[Rows from a dataset]
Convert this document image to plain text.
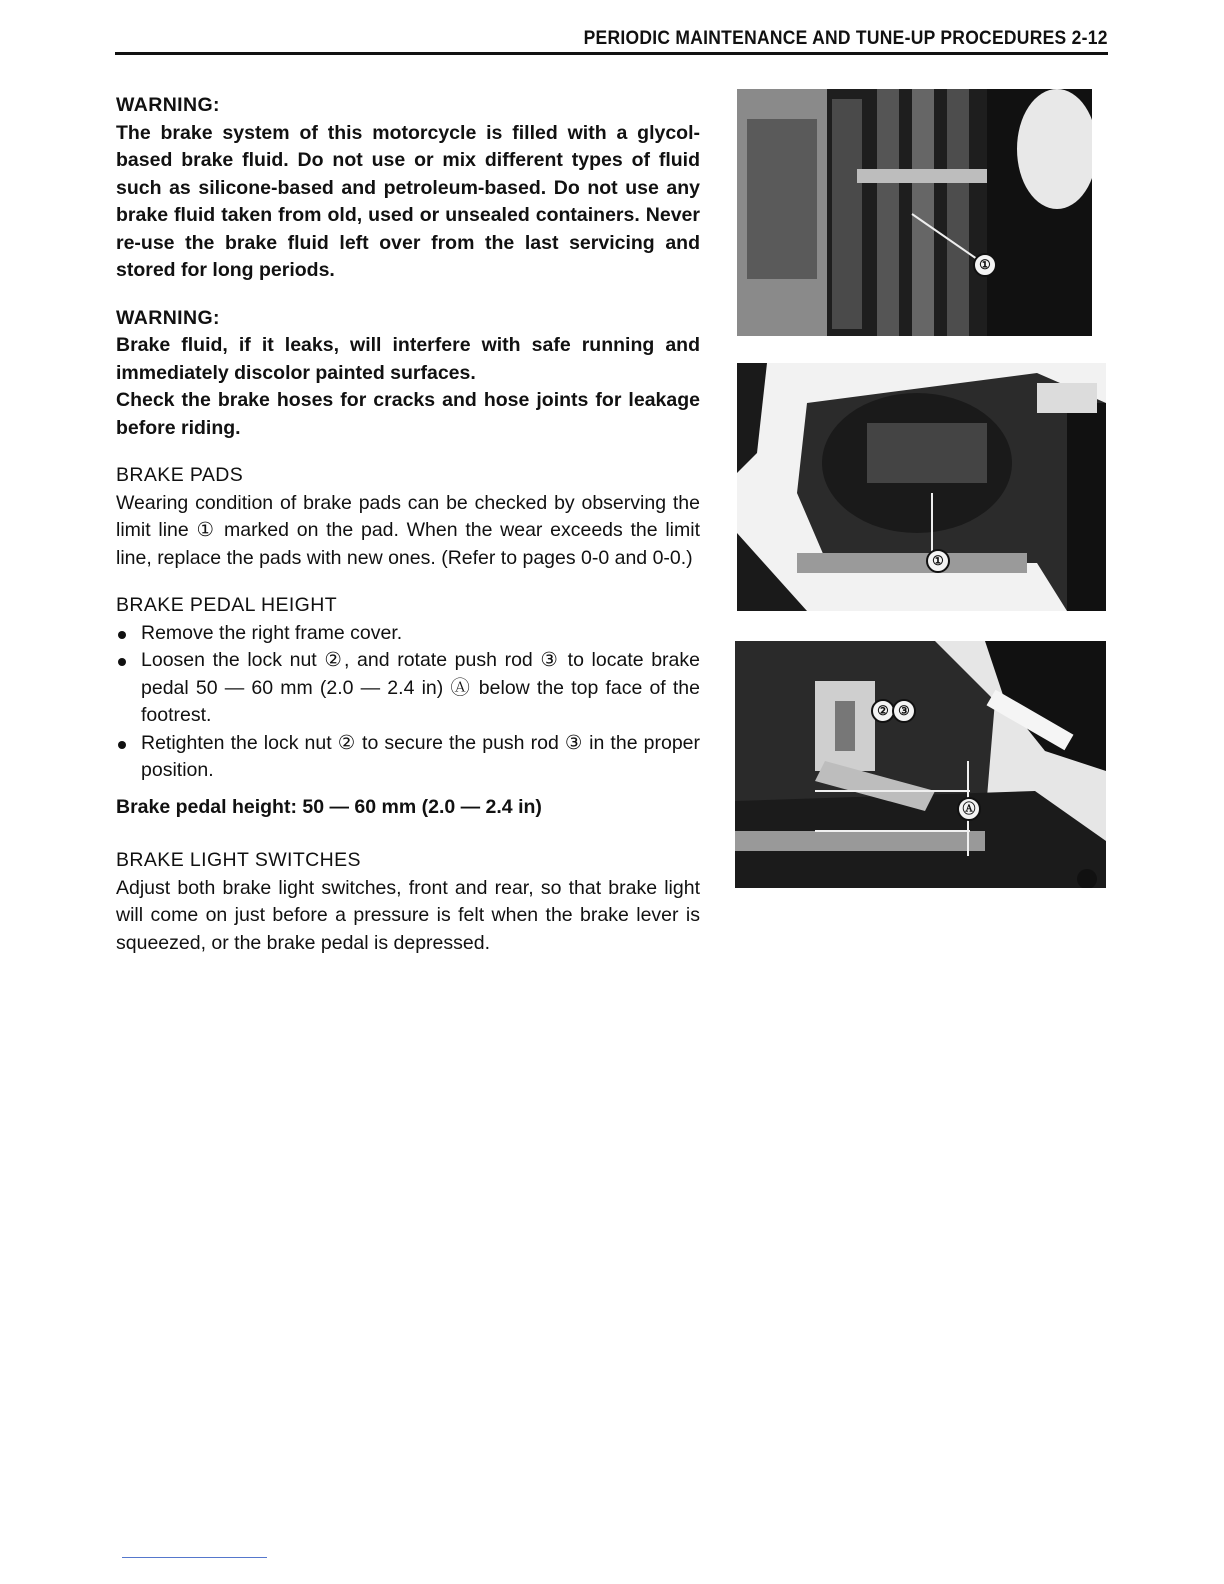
PERIODIC MAINTENANCE AND TUNE-UP PROCEDURES 2-12

WARNING:

The brake system of this motorcycle is filled with a glycol-based brake fluid. Do not use or mix different types of fluid such as silicone-based and petroleum-based. Do not use any brake fluid taken from old, used or unsealed containers. Never re-use the brake fluid left over from the last servicing and stored for long periods.

WARNING:

Brake fluid, if it leaks, will interfere with safe running and immediately discolor painted surfaces.

Check the brake hoses for cracks and hose joints for leakage before riding.

BRAKE PADS

Wearing condition of brake pads can be checked by observing the limit line ① marked on the pad. When the wear exceeds the limit line, replace the pads with new ones. (Refer to pages 0-0 and 0-0.)

BRAKE PEDAL HEIGHT

Remove the right frame cover.
Loosen the lock nut ②, and rotate push rod ③ to locate brake pedal 50 — 60 mm (2.0 — 2.4 in) Ⓐ below the top face of the footrest.
Retighten the lock nut ② to secure the push rod ③ in the proper position.

Brake pedal height: 50 — 60 mm (2.0 — 2.4 in)

BRAKE LIGHT SWITCHES

Adjust both brake light switches, front and rear, so that brake light will come on just before a pressure is felt when the brake lever is squeezed, or the brake pedal is depressed.

①
①
② ③
Ⓐ
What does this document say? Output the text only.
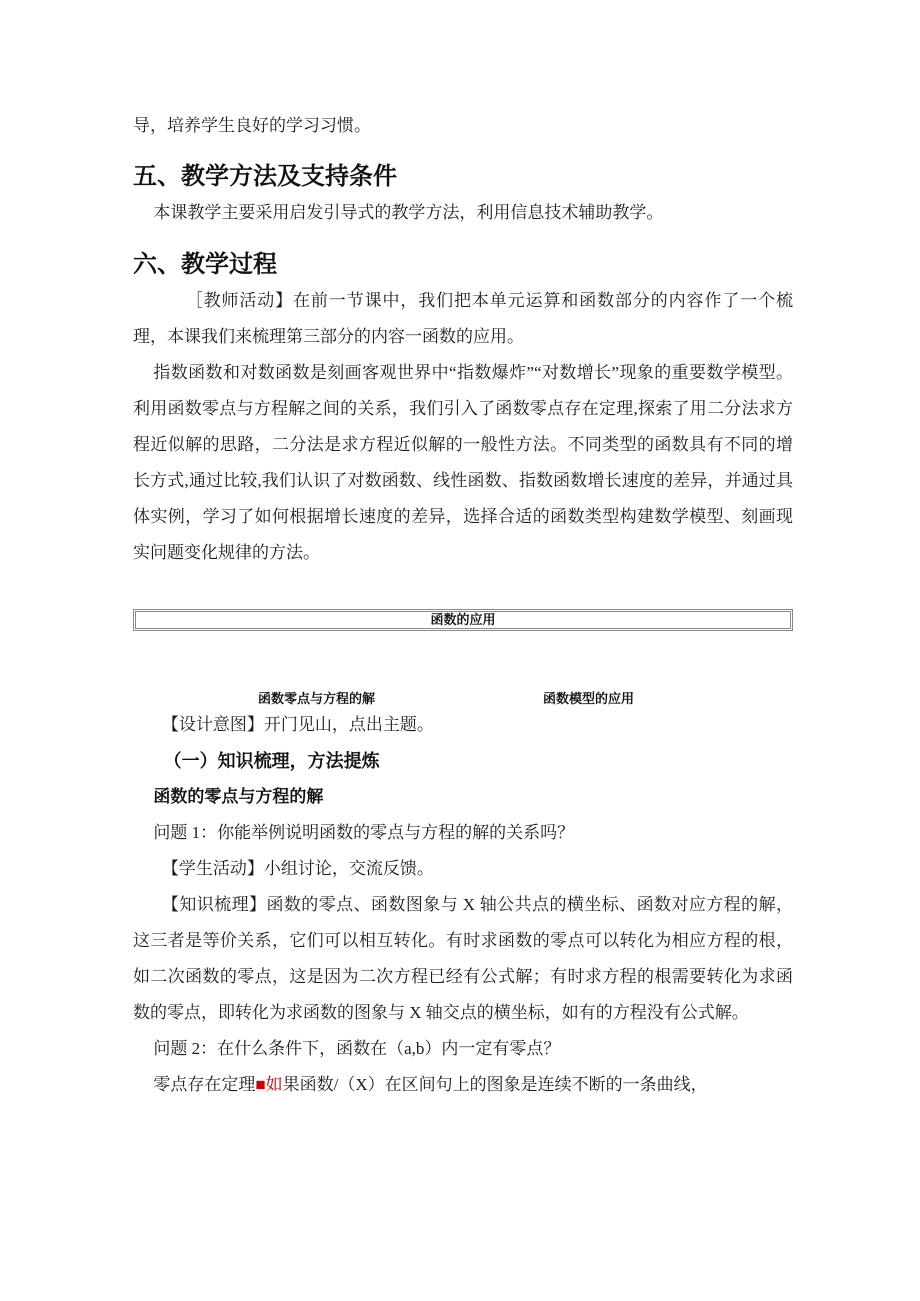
导，培养学生良好的学习习惯。

五、教学方法及支持条件

本课教学主要采用启发引导式的教学方法，利用信息技术辅助教学。

六、教学过程

［教师活动】在前一节课中，我们把本单元运算和函数部分的内容作了一个梳理，本课我们来梳理第三部分的内容一函数的应用。

指数函数和对数函数是刻画客观世界中“指数爆炸”“对数增长”现象的重要数学模型。利用函数零点与方程解之间的关系，我们引入了函数零点存在定理,探索了用二分法求方程近似解的思路，二分法是求方程近似解的一般性方法。不同类型的函数具有不同的增长方式,通过比较,我们认识了对数函数、线性函数、指数函数增长速度的差异，并通过具体实例，学习了如何根据增长速度的差异，选择合适的函数类型构建数学模型、刻画现实问题变化规律的方法。

函数的应用
函数零点与方程的解	函数模型的应用

【设计意图】开门见山，点出主题。

（一）知识梳理，方法提炼

函数的零点与方程的解

问题 1：你能举例说明函数的零点与方程的解的关系吗？

【学生活动】小组讨论，交流反馈。

【知识梳理】函数的零点、函数图象与 X 轴公共点的横坐标、函数对应方程的解，这三者是等价关系，它们可以相互转化。有时求函数的零点可以转化为相应方程的根，如二次函数的零点，这是因为二次方程已经有公式解；有时求方程的根需要转化为求函数的零点，即转化为求函数的图象与 X 轴交点的横坐标，如有的方程没有公式解。

问题 2：在什么条件下，函数在（a,b）内一定有零点？

零点存在定理■如果函数/（X）在区间句上的图象是连续不断的一条曲线，
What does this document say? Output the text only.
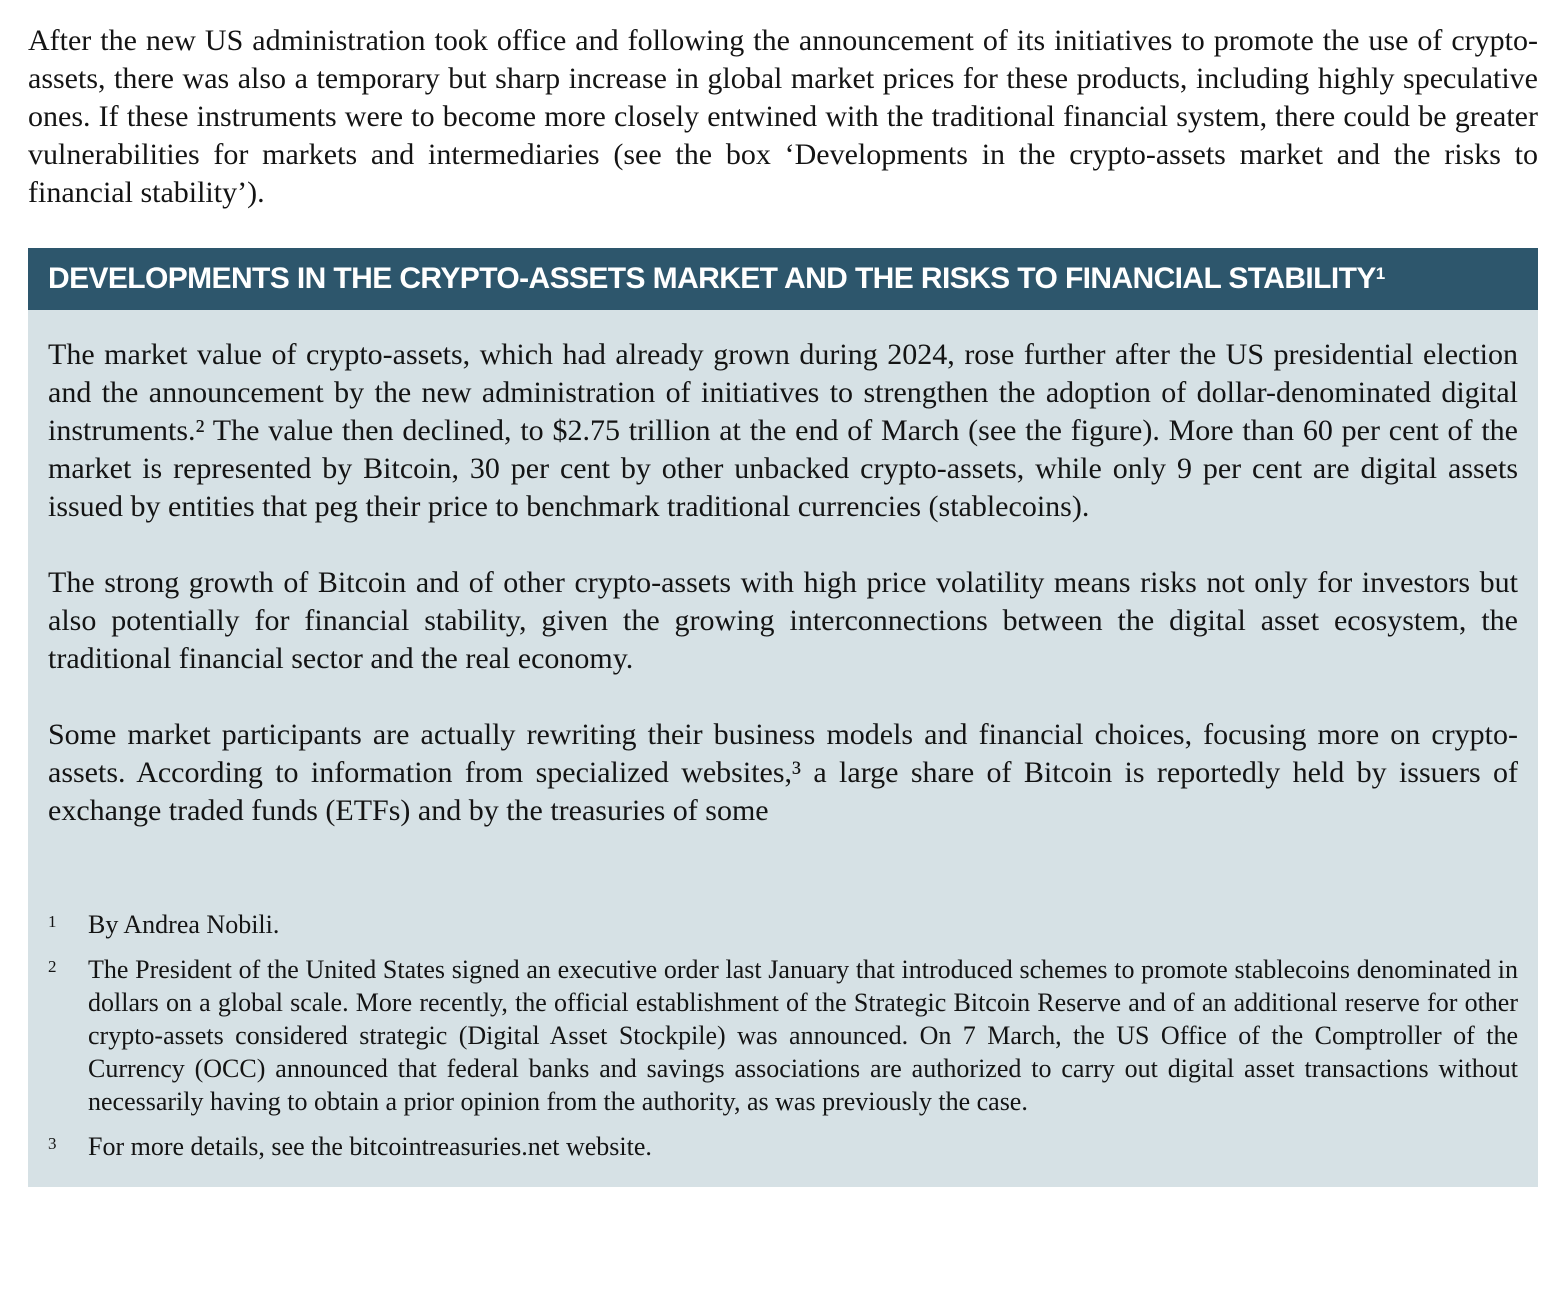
After the new US administration took office and following the announcement of its initiatives to promote the use of crypto-assets, there was also a temporary but sharp increase in global market prices for these products, including highly speculative ones. If these instruments were to become more closely entwined with the traditional financial system, there could be greater vulnerabilities for markets and intermediaries (see the box ‘Developments in the crypto-assets market and the risks to financial stability’).

DEVELOPMENTS IN THE CRYPTO-ASSETS MARKET AND THE RISKS TO FINANCIAL STABILITY$^1$

The market value of crypto-assets, which had already grown during 2024, rose further after the US presidential election and the announcement by the new administration of initiatives to strengthen the adoption of dollar-denominated digital instruments.² The value then declined, to $2.75 trillion at the end of March (see the figure). More than 60 per cent of the market is represented by Bitcoin, 30 per cent by other unbacked crypto-assets, while only 9 per cent are digital assets issued by entities that peg their price to benchmark traditional currencies (stablecoins).

The strong growth of Bitcoin and of other crypto-assets with high price volatility means risks not only for investors but also potentially for financial stability, given the growing interconnections between the digital asset ecosystem, the traditional financial sector and the real economy.

Some market participants are actually rewriting their business models and financial choices, focusing more on crypto-assets. According to information from specialized websites,³ a large share of Bitcoin is reportedly held by issuers of exchange traded funds (ETFs) and by the treasuries of some

1	By Andrea Nobili.
2	The President of the United States signed an executive order last January that introduced schemes to promote stablecoins denominated in dollars on a global scale. More recently, the official establishment of the Strategic Bitcoin Reserve and of an additional reserve for other crypto-assets considered strategic (Digital Asset Stockpile) was announced. On 7 March, the US Office of the Comptroller of the Currency (OCC) announced that federal banks and savings associations are authorized to carry out digital asset transactions without necessarily having to obtain a prior opinion from the authority, as was previously the case.
3	For more details, see the bitcointreasuries.net website.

The task:
Copy every line in the entries above that has the string "push" in it.

Full output:
Loosen the lock nut ②, and rotate push rod ③ to locate brake pedal 50 — 60 mm (2.0 — 2.4 in) Ⓐ below the top face of the footrest.
Retighten the lock nut ② to secure the push rod ③ in the proper position.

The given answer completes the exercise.